• **Task details**:
Each entry below is to be printed verbatim.

— Start of Excerpted data —

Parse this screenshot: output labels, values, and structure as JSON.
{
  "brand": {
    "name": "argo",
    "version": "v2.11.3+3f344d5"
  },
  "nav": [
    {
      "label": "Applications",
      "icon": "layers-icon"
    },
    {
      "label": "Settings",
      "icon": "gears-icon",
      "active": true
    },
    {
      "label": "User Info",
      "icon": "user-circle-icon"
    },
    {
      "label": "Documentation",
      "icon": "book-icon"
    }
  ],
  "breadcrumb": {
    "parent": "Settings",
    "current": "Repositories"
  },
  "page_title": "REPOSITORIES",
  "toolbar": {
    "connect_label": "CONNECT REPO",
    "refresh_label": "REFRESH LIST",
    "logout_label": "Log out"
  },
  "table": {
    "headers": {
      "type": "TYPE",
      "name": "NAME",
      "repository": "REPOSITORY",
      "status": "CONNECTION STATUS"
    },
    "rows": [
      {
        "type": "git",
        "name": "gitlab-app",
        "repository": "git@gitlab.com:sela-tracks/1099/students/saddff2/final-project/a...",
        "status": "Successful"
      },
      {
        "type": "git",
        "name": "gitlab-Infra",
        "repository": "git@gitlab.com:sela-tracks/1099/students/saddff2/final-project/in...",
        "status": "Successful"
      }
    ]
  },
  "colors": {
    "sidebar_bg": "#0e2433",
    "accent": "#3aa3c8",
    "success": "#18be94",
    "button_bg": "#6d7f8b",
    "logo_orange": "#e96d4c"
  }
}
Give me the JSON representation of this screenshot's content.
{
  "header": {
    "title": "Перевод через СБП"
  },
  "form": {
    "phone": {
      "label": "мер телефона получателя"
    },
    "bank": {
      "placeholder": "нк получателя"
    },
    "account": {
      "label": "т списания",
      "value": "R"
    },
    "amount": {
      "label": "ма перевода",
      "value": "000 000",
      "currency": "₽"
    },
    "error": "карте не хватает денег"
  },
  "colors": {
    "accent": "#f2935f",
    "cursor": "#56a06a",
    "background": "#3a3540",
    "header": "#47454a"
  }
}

— End of Excerpted data —

• **Expected answer**:
Parse this screenshot: output labels, values, and structure as JSON.
{
  "brand": {
    "name": "argo",
    "version": "v2.11.3+3f344d5"
  },
  "nav": [
    {
      "label": "Applications",
      "icon": "layers-icon"
    },
    {
      "label": "Settings",
      "icon": "gears-icon",
      "active": true
    },
    {
      "label": "User Info",
      "icon": "user-circle-icon"
    },
    {
      "label": "Documentation",
      "icon": "book-icon"
    }
  ],
  "breadcrumb": {
    "parent": "Settings",
    "current": "Repositories"
  },
  "page_title": "REPOSITORIES",
  "toolbar": {
    "connect_label": "CONNECT REPO",
    "refresh_label": "REFRESH LIST",
    "logout_label": "Log out"
  },
  "table": {
    "headers": {
      "type": "TYPE",
      "name": "NAME",
      "repository": "REPOSITORY",
      "status": "CONNECTION STATUS"
    },
    "rows": [
      {
        "type": "git",
        "name": "gitlab-app",
        "repository": "git@gitlab.com:sela-tracks/1099/students/saddff2/final-project/a...",
        "status": "Successful"
      },
      {
        "type": "git",
        "name": "gitlab-Infra",
        "repository": "git@gitlab.com:sela-tracks/1099/students/saddff2/final-project/in...",
        "status": "Successful"
      }
    ]
  },
  "colors": {
    "sidebar_bg": "#0e2433",
    "accent": "#3aa3c8",
    "success": "#18be94",
    "button_bg": "#6d7f8b",
    "logo_orange": "#e96d4c"
  }
}
Give me the JSON representation of this screenshot's content.
{
  "header": {
    "title": "Перевод через СБП"
  },
  "form": {
    "phone": {
      "label": "мер телефона получателя"
    },
    "bank": {
      "placeholder": "нк получателя"
    },
    "account": {
      "label": "т списания",
      "value": "R"
    },
    "amount": {
      "label": "ма перевода",
      "value": "000 000",
      "currency": "₽"
    },
    "error": "карте не хватает денег"
  },
  "colors": {
    "accent": "#f2935f",
    "cursor": "#56a06a",
    "background": "#3a3540",
    "header": "#47454a"
  }
}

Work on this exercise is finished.